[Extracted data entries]
☆ ☆ ☆ ☆ ☆ ☆ ☆

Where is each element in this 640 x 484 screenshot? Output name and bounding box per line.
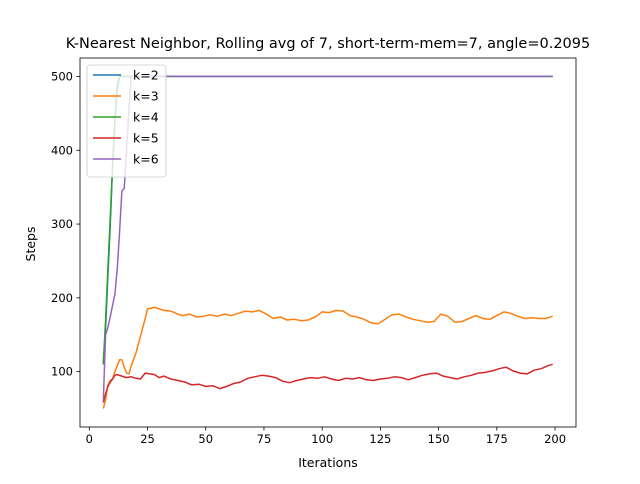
series-line-k3 bbox=[102, 306, 553, 409]
y-tick-label: 200 bbox=[51, 291, 73, 305]
x-tick-label: 100 bbox=[311, 432, 333, 446]
x-tick-label: 200 bbox=[544, 432, 566, 446]
legend-label: k=5 bbox=[133, 131, 159, 146]
legend-box bbox=[86, 64, 167, 178]
x-tick-label: 125 bbox=[369, 432, 391, 446]
y-axis-ticks: 100 200 300 400 500 bbox=[51, 69, 80, 379]
y-axis-label: Steps bbox=[23, 227, 38, 262]
legend-label: k=3 bbox=[133, 89, 159, 104]
x-tick-label: 0 bbox=[86, 432, 93, 446]
legend-label: k=4 bbox=[133, 110, 159, 125]
series-line-k5 bbox=[102, 363, 553, 403]
axes-frame bbox=[79, 57, 577, 428]
x-axis-ticks: 0 25 50 75 100 125 150 175 200 bbox=[86, 427, 566, 446]
x-tick-label: 25 bbox=[140, 432, 155, 446]
x-tick-label: 175 bbox=[486, 432, 508, 446]
x-tick-label: 50 bbox=[198, 432, 213, 446]
legend: k=2 k=3 k=4 k=5 k=6 bbox=[86, 64, 167, 178]
legend-label: k=6 bbox=[133, 152, 159, 167]
y-tick-label: 400 bbox=[51, 143, 73, 157]
legend-label: k=2 bbox=[133, 68, 159, 83]
x-tick-label: 75 bbox=[257, 432, 272, 446]
series-line-k6 bbox=[102, 75, 553, 402]
x-axis-label: Iterations bbox=[298, 455, 358, 470]
y-tick-label: 300 bbox=[51, 217, 73, 231]
y-tick-label: 100 bbox=[51, 365, 73, 379]
y-tick-label: 500 bbox=[51, 69, 73, 83]
chart-title: K-Nearest Neighbor, Rolling avg of 7, sh… bbox=[66, 36, 590, 52]
x-tick-label: 150 bbox=[428, 432, 450, 446]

☆ ☆ ☆ ☆ ☆ ☆ ☆

**EXERCISE AIM**
Copy every line of the records above without any change, and leave out the pictures.

**FULL SOLUTION**
Where is each element in this 640 x 484 screenshot? Output name and bounding box per line.
series-line-k3 bbox=[102, 306, 553, 409]
y-tick-label: 200 bbox=[51, 291, 73, 305]
x-tick-label: 100 bbox=[311, 432, 333, 446]
x-tick-label: 200 bbox=[544, 432, 566, 446]
legend-label: k=5 bbox=[133, 131, 159, 146]
legend-box bbox=[86, 64, 167, 178]
x-tick-label: 125 bbox=[369, 432, 391, 446]
y-axis-ticks: 100 200 300 400 500 bbox=[51, 69, 80, 379]
y-axis-label: Steps bbox=[23, 227, 38, 262]
legend-label: k=3 bbox=[133, 89, 159, 104]
x-tick-label: 0 bbox=[86, 432, 93, 446]
legend-label: k=4 bbox=[133, 110, 159, 125]
series-line-k5 bbox=[102, 363, 553, 403]
axes-frame bbox=[79, 57, 577, 428]
x-axis-ticks: 0 25 50 75 100 125 150 175 200 bbox=[86, 427, 566, 446]
x-tick-label: 25 bbox=[140, 432, 155, 446]
x-tick-label: 175 bbox=[486, 432, 508, 446]
x-tick-label: 50 bbox=[198, 432, 213, 446]
legend: k=2 k=3 k=4 k=5 k=6 bbox=[86, 64, 167, 178]
legend-label: k=6 bbox=[133, 152, 159, 167]
y-tick-label: 400 bbox=[51, 143, 73, 157]
legend-label: k=2 bbox=[133, 68, 159, 83]
x-tick-label: 75 bbox=[257, 432, 272, 446]
series-line-k6 bbox=[102, 75, 553, 402]
x-axis-label: Iterations bbox=[298, 455, 358, 470]
y-tick-label: 300 bbox=[51, 217, 73, 231]
y-tick-label: 100 bbox=[51, 365, 73, 379]
y-tick-label: 500 bbox=[51, 69, 73, 83]
chart-title: K-Nearest Neighbor, Rolling avg of 7, sh… bbox=[66, 36, 590, 52]
x-tick-label: 150 bbox=[428, 432, 450, 446]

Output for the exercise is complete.